Exercise details:
Quote, word for word, every line starting at the line that contains "Enumerate this screenshot's" and ending with the last line of the records; include both of these lines and no others.
start Available records
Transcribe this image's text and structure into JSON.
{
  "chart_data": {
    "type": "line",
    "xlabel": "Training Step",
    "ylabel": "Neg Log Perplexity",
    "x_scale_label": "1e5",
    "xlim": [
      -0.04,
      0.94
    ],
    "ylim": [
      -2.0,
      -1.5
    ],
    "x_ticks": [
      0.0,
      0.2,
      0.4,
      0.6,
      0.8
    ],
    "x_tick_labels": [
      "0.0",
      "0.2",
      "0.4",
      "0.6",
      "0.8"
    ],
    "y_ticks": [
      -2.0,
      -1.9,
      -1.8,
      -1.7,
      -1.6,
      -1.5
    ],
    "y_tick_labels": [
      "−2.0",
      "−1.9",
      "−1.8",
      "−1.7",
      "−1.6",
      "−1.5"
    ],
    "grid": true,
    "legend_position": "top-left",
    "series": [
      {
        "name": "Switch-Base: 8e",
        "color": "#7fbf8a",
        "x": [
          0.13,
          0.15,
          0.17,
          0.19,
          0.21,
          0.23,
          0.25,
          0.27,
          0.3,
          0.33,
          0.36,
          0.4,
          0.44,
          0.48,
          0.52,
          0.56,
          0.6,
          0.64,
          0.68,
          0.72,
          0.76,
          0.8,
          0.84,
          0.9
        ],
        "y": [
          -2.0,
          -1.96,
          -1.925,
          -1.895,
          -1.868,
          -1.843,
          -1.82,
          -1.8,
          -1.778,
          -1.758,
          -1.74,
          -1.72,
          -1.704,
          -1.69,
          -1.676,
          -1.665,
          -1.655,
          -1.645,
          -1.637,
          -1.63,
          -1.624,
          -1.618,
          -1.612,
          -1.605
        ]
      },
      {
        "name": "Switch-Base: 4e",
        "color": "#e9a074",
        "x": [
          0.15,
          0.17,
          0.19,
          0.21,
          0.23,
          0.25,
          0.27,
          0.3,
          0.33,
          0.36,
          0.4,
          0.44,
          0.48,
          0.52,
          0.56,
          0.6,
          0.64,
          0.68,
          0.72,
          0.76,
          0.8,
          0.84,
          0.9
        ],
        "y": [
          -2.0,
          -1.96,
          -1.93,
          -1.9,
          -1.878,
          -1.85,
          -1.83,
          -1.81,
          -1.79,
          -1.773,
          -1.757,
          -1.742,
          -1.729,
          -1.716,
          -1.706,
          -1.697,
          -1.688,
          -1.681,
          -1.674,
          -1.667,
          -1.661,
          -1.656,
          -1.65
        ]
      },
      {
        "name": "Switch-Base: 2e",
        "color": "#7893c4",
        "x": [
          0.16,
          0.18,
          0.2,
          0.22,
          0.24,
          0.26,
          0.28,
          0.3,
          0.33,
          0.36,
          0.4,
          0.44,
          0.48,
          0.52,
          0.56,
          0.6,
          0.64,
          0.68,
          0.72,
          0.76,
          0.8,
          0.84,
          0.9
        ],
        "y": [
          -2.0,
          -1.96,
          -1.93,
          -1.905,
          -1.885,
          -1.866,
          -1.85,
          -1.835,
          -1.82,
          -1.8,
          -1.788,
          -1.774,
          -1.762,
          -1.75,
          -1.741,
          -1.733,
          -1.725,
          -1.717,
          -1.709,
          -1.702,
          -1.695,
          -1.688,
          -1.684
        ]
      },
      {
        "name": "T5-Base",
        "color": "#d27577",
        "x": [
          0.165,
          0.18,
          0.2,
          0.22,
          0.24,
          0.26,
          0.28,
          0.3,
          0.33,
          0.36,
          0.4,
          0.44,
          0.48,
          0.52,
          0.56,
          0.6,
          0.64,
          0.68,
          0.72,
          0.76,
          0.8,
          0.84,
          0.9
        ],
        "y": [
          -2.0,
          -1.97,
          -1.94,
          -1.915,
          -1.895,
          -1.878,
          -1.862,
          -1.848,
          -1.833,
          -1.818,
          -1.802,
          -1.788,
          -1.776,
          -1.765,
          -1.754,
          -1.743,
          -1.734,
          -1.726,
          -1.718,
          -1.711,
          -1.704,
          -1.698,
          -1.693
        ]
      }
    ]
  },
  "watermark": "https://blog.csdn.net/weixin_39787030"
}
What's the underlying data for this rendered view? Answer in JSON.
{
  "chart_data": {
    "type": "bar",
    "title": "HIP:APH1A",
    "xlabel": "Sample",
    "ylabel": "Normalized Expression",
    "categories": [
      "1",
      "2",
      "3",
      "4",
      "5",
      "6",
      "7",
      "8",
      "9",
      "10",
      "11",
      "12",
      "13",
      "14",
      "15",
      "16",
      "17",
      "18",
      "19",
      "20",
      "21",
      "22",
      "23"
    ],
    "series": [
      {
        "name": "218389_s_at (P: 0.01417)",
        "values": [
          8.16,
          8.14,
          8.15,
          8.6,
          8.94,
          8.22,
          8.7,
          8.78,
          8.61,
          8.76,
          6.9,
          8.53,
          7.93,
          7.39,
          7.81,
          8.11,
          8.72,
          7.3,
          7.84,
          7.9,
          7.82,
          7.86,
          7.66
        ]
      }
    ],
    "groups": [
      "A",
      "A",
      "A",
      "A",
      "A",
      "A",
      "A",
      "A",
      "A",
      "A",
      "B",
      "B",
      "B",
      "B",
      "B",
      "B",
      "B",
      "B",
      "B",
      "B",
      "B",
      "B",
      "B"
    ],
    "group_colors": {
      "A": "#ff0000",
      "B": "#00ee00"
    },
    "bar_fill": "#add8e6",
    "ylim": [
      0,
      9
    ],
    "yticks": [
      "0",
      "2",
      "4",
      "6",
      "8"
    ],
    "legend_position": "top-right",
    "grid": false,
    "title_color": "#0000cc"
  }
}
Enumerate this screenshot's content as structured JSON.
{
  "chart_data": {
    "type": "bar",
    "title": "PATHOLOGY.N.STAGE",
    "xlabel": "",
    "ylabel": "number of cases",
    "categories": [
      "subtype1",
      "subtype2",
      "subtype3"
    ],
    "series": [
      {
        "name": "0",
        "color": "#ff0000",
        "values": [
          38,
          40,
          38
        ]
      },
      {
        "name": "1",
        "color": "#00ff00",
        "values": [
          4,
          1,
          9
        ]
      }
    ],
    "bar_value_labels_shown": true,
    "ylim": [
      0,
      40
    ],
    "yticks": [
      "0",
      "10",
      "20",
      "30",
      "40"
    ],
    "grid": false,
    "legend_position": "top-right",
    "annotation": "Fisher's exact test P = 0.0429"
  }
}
end Available records
Complete answer:
Enumerate this screenshot's content as structured JSON.
{
  "chart_data": {
    "type": "bar",
    "title": "PATHOLOGY.N.STAGE",
    "xlabel": "",
    "ylabel": "number of cases",
    "categories": [
      "subtype1",
      "subtype2",
      "subtype3"
    ],
    "series": [
      {
        "name": "0",
        "color": "#ff0000",
        "values": [
          38,
          40,
          38
        ]
      },
      {
        "name": "1",
        "color": "#00ff00",
        "values": [
          4,
          1,
          9
        ]
      }
    ],
    "bar_value_labels_shown": true,
    "ylim": [
      0,
      40
    ],
    "yticks": [
      "0",
      "10",
      "20",
      "30",
      "40"
    ],
    "grid": false,
    "legend_position": "top-right",
    "annotation": "Fisher's exact test P = 0.0429"
  }
}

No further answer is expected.